* Task requirements *
Scan the lines below; pull out those with "offline".

* Collected data *
━━━━━━━━━━━━━━━━

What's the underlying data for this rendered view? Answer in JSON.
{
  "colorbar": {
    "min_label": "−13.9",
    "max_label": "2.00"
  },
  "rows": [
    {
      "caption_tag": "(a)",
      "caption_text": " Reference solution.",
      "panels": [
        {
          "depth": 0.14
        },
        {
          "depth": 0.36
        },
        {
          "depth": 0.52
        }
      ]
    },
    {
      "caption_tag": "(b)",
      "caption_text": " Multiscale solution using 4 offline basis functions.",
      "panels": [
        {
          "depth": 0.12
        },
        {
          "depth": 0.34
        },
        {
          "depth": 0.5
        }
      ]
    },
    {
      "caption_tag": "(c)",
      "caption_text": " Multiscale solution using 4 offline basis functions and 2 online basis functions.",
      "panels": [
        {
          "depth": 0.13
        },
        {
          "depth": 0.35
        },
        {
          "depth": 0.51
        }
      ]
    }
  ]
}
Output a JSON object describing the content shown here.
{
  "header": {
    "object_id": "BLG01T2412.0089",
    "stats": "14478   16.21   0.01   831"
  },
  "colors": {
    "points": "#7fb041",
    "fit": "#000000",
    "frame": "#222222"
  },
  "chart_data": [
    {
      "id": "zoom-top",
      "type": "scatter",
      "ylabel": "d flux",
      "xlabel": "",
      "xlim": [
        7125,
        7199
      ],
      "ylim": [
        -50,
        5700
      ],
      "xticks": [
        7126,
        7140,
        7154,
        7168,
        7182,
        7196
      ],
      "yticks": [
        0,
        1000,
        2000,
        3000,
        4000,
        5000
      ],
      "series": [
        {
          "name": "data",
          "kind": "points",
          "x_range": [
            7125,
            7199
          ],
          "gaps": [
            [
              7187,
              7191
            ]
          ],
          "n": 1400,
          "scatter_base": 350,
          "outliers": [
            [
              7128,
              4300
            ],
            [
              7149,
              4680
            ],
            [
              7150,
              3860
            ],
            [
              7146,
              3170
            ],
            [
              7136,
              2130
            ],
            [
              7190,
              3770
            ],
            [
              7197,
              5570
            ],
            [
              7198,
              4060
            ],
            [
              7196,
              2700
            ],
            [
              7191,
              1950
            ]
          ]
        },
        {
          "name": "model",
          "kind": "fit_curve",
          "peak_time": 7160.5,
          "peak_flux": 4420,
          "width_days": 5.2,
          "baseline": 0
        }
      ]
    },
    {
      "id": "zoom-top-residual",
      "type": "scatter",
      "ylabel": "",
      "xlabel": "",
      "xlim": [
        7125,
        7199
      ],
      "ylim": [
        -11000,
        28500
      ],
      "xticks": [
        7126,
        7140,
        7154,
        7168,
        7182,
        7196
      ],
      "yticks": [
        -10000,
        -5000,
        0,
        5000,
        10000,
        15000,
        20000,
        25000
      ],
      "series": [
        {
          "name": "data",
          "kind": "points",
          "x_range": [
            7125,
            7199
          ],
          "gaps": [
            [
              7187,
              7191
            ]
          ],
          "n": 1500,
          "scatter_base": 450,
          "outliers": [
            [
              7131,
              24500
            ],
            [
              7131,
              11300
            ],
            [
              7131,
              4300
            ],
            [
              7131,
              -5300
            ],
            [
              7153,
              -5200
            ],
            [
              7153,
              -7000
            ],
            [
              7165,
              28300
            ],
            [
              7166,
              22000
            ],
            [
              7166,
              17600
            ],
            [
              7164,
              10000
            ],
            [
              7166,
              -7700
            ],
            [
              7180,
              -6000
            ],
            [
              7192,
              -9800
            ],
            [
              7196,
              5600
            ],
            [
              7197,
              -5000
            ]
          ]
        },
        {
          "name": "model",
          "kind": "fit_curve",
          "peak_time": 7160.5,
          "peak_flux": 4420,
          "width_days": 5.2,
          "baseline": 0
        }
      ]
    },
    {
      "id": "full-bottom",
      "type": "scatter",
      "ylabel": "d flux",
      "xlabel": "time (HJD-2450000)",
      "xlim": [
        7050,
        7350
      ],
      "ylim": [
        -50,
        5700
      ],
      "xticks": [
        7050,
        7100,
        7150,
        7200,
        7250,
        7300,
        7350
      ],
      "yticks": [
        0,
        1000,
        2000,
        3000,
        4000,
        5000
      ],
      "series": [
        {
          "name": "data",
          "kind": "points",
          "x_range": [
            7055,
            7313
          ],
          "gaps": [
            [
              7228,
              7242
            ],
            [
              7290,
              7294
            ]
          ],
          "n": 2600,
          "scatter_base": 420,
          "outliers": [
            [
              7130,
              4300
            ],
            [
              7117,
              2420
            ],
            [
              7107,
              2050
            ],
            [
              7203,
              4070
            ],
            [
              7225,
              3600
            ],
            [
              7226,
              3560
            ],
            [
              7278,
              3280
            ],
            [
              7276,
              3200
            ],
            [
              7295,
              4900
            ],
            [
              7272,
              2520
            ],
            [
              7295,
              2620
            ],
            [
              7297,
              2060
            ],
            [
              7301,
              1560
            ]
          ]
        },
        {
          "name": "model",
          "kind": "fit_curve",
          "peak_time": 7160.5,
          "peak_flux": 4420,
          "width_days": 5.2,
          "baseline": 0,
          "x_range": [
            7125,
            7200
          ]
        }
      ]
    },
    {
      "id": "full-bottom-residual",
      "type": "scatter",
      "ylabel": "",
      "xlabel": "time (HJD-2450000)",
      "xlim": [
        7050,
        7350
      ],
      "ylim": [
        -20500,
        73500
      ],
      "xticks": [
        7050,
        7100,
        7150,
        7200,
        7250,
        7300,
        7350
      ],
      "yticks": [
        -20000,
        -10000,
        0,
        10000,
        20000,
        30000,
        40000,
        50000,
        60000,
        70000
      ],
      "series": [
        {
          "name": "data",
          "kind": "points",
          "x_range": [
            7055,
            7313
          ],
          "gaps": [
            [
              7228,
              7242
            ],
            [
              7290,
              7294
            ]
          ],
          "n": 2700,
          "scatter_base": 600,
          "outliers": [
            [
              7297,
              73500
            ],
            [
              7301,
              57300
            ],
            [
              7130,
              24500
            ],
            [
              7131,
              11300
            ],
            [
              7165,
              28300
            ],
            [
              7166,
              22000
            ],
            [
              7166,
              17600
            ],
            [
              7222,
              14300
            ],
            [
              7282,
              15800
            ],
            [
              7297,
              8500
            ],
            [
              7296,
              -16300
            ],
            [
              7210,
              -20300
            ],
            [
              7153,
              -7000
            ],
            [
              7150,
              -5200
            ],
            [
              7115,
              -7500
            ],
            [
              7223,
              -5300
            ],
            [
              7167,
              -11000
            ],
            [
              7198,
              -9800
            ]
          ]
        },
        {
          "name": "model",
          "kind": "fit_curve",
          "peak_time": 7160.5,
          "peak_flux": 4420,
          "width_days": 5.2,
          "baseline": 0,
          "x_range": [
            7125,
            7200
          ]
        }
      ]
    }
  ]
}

━━━━━━━━━━━━━━━━

* Result of this exercise *
      "caption_text": " Multiscale solution using 4 offline basis functions.",
      "caption_text": " Multiscale solution using 4 offline basis functions and 2 online basis functions.",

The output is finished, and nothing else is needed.